Short task> Nothing in the records may be left out or altered; reproduce them all exactly.

Records supplied>
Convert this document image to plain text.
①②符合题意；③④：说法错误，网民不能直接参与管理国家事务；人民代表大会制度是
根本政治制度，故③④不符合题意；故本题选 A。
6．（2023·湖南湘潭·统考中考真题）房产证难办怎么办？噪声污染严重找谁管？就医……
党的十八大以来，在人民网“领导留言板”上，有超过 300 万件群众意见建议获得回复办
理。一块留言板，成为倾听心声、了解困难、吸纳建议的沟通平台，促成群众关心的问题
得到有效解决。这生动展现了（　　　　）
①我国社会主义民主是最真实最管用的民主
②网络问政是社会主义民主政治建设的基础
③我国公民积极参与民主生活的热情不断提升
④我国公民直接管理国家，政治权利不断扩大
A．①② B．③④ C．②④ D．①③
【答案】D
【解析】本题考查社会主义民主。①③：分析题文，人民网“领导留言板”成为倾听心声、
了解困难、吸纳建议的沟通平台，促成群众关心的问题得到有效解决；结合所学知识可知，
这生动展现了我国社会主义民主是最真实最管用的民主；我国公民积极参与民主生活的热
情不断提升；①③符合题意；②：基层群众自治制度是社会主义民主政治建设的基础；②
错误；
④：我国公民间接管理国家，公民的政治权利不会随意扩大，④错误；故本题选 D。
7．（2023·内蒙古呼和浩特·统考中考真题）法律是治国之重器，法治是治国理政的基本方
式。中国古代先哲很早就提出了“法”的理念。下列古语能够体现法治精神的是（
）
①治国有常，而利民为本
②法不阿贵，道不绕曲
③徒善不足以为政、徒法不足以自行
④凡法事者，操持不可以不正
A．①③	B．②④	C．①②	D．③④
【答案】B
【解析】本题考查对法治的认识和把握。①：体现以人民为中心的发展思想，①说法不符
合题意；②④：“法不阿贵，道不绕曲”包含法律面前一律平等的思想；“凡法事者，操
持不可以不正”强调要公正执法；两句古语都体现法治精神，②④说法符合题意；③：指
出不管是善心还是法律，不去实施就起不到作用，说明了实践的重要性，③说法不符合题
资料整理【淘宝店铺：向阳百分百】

Full response>
Convert this document image to plain text.
①②符合题意；③④：说法错误，网民不能直接参与管理国家事务；人民代表大会制度是
根本政治制度，故③④不符合题意；故本题选 A。
6．（2023·湖南湘潭·统考中考真题）房产证难办怎么办？噪声污染严重找谁管？就医……
党的十八大以来，在人民网“领导留言板”上，有超过 300 万件群众意见建议获得回复办
理。一块留言板，成为倾听心声、了解困难、吸纳建议的沟通平台，促成群众关心的问题
得到有效解决。这生动展现了（　　　　）
①我国社会主义民主是最真实最管用的民主
②网络问政是社会主义民主政治建设的基础
③我国公民积极参与民主生活的热情不断提升
④我国公民直接管理国家，政治权利不断扩大
A．①② B．③④ C．②④ D．①③
【答案】D
【解析】本题考查社会主义民主。①③：分析题文，人民网“领导留言板”成为倾听心声、
了解困难、吸纳建议的沟通平台，促成群众关心的问题得到有效解决；结合所学知识可知，
这生动展现了我国社会主义民主是最真实最管用的民主；我国公民积极参与民主生活的热
情不断提升；①③符合题意；②：基层群众自治制度是社会主义民主政治建设的基础；②
错误；
④：我国公民间接管理国家，公民的政治权利不会随意扩大，④错误；故本题选 D。
7．（2023·内蒙古呼和浩特·统考中考真题）法律是治国之重器，法治是治国理政的基本方
式。中国古代先哲很早就提出了“法”的理念。下列古语能够体现法治精神的是（
）
①治国有常，而利民为本
②法不阿贵，道不绕曲
③徒善不足以为政、徒法不足以自行
④凡法事者，操持不可以不正
A．①③	B．②④	C．①②	D．③④
【答案】B
【解析】本题考查对法治的认识和把握。①：体现以人民为中心的发展思想，①说法不符
合题意；②④：“法不阿贵，道不绕曲”包含法律面前一律平等的思想；“凡法事者，操
持不可以不正”强调要公正执法；两句古语都体现法治精神，②④说法符合题意；③：指
出不管是善心还是法律，不去实施就起不到作用，说明了实践的重要性，③说法不符合题
资料整理【淘宝店铺：向阳百分百】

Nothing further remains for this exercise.